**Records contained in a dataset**
================
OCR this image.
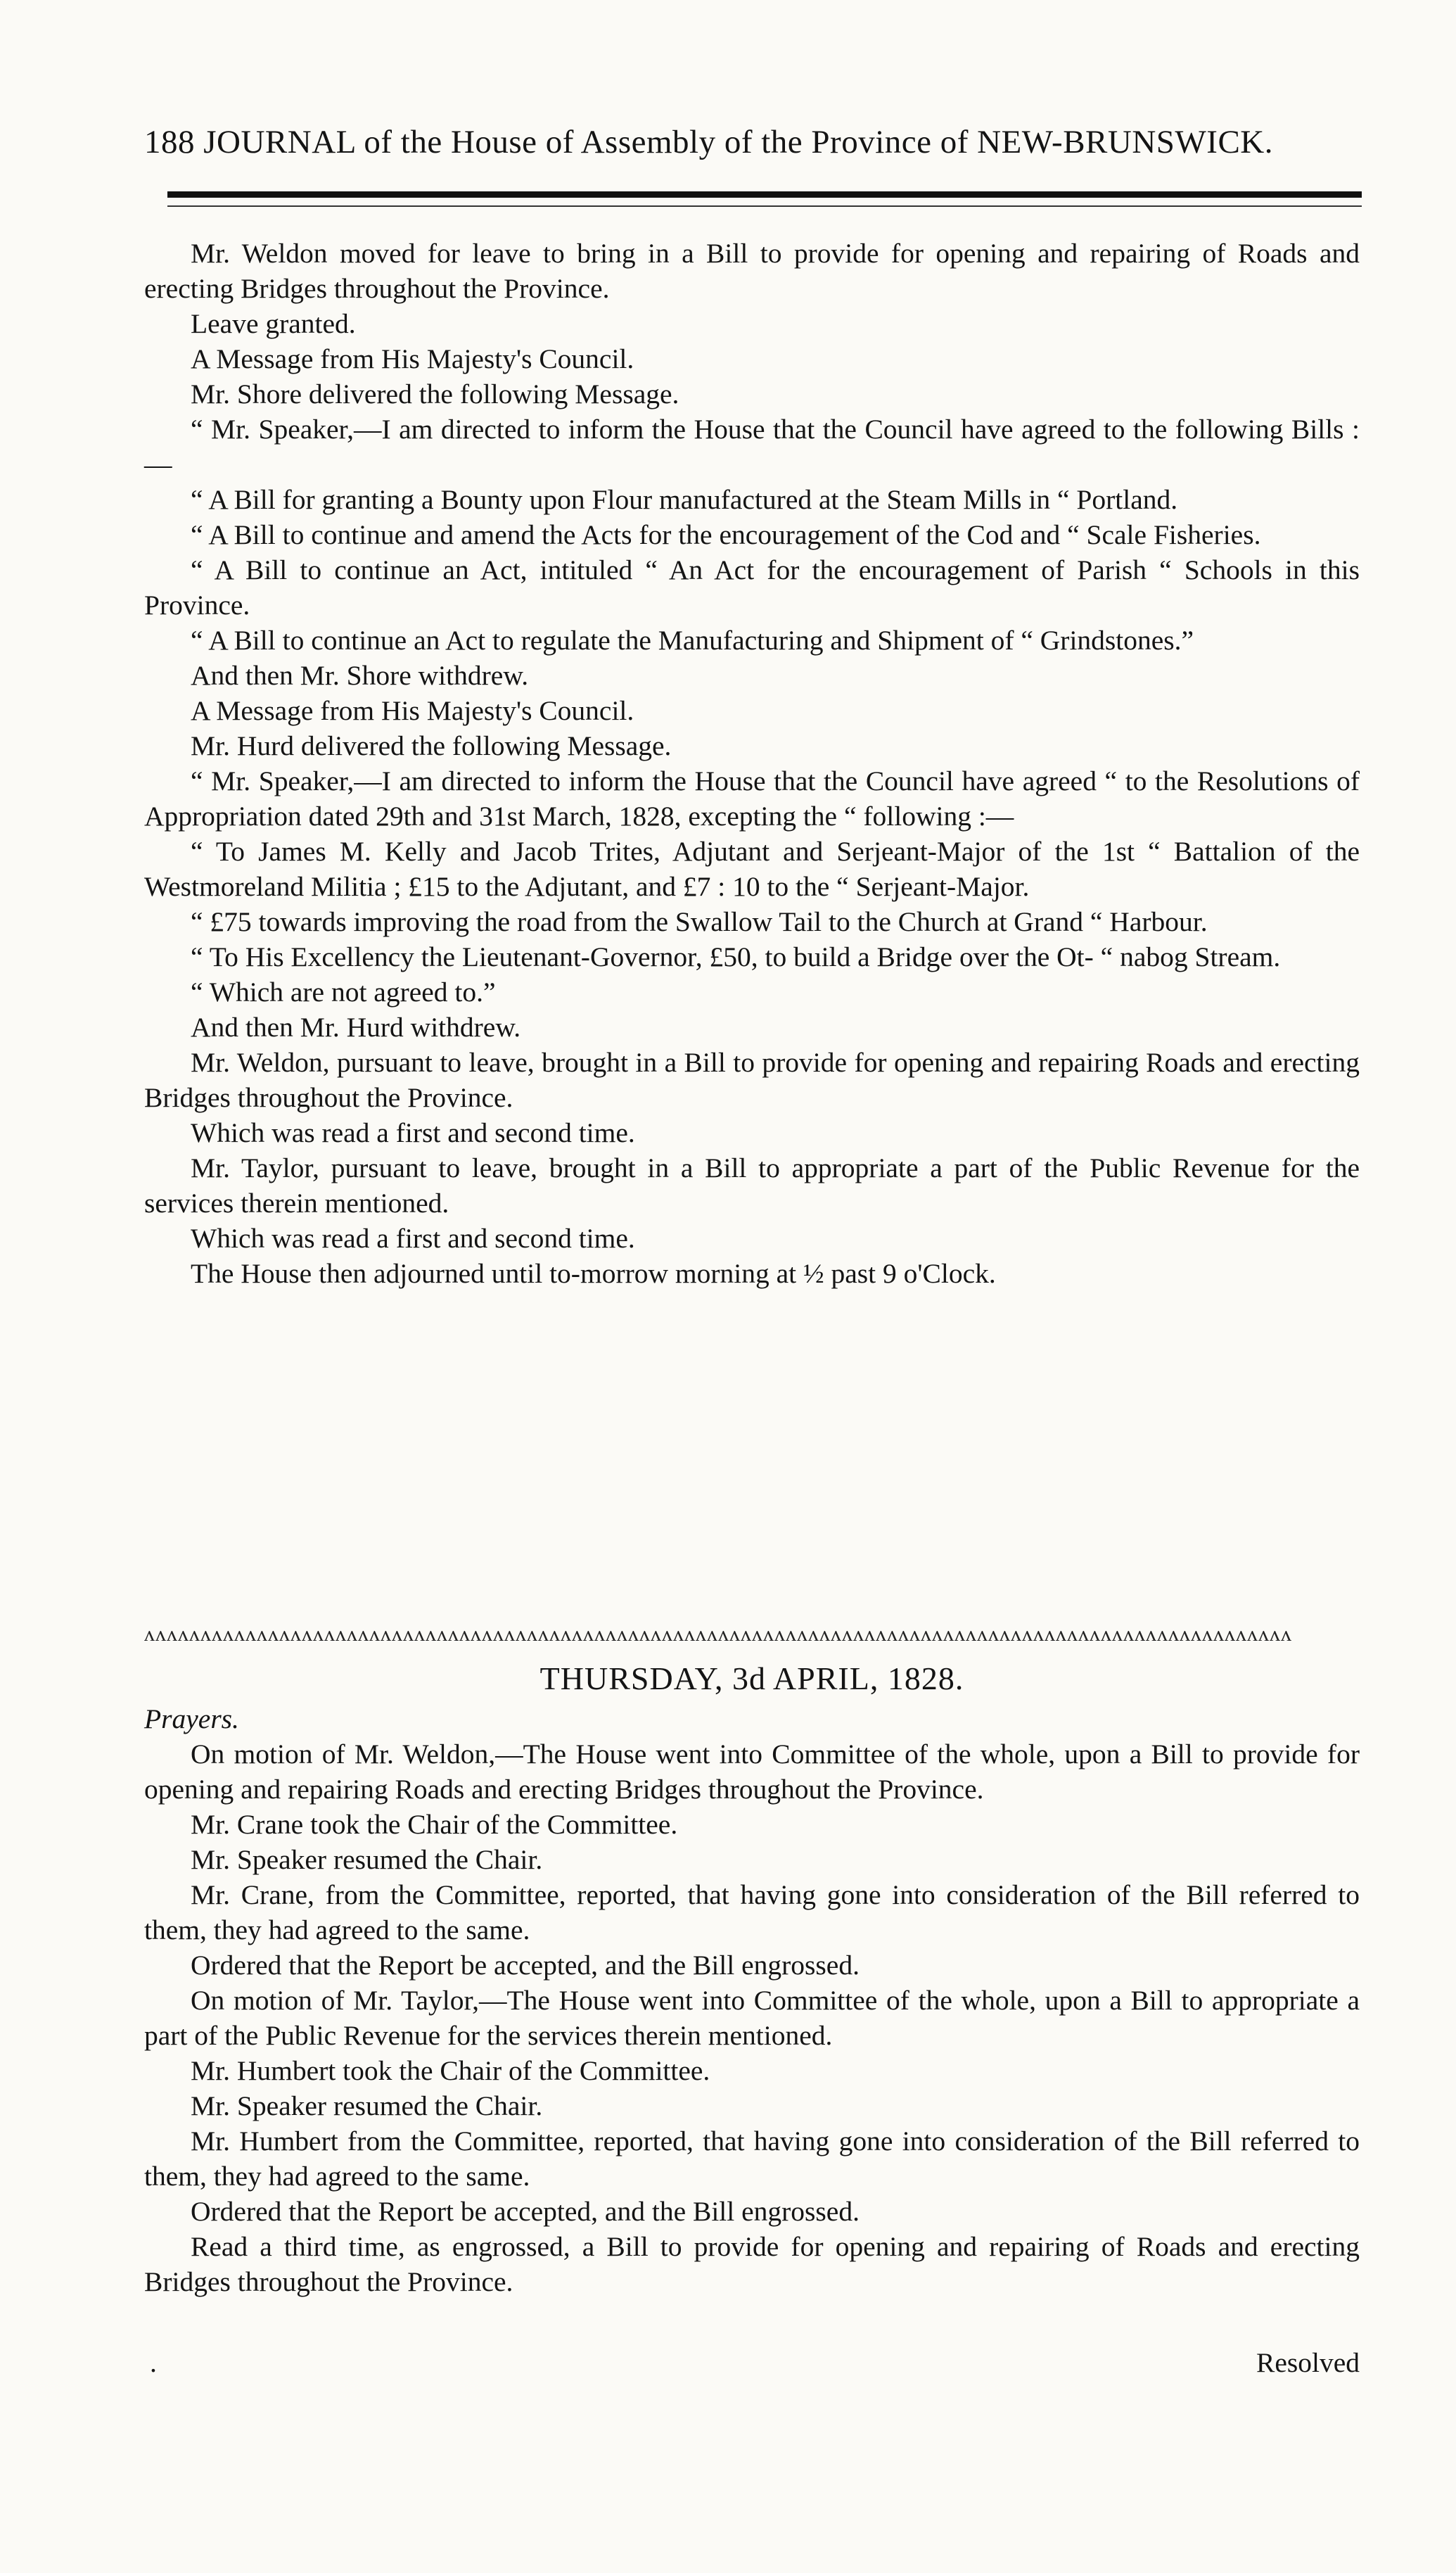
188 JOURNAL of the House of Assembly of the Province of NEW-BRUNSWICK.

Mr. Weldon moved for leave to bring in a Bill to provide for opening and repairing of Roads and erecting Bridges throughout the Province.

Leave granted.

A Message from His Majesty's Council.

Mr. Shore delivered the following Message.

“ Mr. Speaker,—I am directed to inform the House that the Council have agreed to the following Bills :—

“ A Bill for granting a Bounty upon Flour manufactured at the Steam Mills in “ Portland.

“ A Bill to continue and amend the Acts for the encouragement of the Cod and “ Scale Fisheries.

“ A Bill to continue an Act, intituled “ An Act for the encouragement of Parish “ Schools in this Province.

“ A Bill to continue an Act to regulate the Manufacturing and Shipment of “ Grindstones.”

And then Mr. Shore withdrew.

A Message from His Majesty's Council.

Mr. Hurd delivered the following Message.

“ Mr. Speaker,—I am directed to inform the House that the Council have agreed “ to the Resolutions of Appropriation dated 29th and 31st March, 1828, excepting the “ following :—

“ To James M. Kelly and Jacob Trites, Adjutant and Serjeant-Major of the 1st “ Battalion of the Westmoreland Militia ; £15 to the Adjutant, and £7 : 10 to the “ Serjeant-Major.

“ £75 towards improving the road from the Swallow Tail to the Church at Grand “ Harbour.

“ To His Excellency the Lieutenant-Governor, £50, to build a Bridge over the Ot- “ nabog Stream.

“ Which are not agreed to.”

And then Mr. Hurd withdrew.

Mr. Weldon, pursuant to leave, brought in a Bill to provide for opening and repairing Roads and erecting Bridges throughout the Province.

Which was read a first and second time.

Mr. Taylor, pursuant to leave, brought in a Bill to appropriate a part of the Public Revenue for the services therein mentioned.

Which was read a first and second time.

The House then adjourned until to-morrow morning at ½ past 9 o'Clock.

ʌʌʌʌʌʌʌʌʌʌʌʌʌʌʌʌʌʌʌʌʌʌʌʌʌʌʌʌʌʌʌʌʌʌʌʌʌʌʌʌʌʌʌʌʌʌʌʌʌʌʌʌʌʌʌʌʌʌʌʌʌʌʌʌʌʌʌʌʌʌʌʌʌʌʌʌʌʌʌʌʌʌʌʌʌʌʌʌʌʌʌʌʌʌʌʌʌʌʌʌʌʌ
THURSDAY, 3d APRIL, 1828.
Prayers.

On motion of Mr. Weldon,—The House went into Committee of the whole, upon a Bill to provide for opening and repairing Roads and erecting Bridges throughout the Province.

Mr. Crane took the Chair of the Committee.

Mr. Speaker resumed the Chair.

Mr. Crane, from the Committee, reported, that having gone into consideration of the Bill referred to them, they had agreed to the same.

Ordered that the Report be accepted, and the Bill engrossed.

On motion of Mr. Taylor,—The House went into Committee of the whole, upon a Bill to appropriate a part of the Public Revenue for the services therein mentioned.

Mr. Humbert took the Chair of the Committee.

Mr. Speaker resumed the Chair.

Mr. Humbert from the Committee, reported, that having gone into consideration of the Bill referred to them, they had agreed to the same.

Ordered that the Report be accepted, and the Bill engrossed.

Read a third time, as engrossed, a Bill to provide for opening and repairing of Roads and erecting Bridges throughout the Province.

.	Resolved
================
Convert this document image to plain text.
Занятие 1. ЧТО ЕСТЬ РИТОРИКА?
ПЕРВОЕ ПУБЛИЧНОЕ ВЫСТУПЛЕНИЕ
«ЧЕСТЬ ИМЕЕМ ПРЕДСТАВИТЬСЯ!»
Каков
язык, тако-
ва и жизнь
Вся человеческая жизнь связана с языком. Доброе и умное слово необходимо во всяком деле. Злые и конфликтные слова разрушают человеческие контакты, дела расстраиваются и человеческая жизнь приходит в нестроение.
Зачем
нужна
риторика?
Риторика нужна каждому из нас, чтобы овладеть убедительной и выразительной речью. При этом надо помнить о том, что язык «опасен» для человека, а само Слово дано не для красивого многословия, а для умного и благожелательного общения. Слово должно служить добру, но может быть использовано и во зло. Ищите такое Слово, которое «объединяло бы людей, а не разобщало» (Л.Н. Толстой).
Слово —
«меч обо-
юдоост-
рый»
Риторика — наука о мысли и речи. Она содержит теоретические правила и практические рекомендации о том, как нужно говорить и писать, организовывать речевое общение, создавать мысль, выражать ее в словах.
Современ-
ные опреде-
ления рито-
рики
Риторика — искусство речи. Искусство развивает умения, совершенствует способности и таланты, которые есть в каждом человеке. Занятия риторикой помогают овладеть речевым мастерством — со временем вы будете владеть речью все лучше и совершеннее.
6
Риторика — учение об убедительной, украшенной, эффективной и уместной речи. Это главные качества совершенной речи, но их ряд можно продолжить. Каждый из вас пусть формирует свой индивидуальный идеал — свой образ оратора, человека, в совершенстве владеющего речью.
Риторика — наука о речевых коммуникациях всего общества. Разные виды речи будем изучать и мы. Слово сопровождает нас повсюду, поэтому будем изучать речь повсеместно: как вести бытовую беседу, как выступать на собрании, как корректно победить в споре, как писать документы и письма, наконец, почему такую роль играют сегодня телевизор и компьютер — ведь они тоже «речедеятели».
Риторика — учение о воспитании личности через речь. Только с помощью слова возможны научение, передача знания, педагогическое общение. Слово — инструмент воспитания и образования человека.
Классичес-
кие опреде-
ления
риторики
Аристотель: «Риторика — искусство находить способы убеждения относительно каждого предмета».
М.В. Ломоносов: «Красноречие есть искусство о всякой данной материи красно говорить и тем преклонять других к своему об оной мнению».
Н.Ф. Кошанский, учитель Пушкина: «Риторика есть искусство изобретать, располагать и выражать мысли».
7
================
**Stated task**
Each line that contains the string "into" counts once; report how many such lines the entries have, giving only the number.

**Response**
4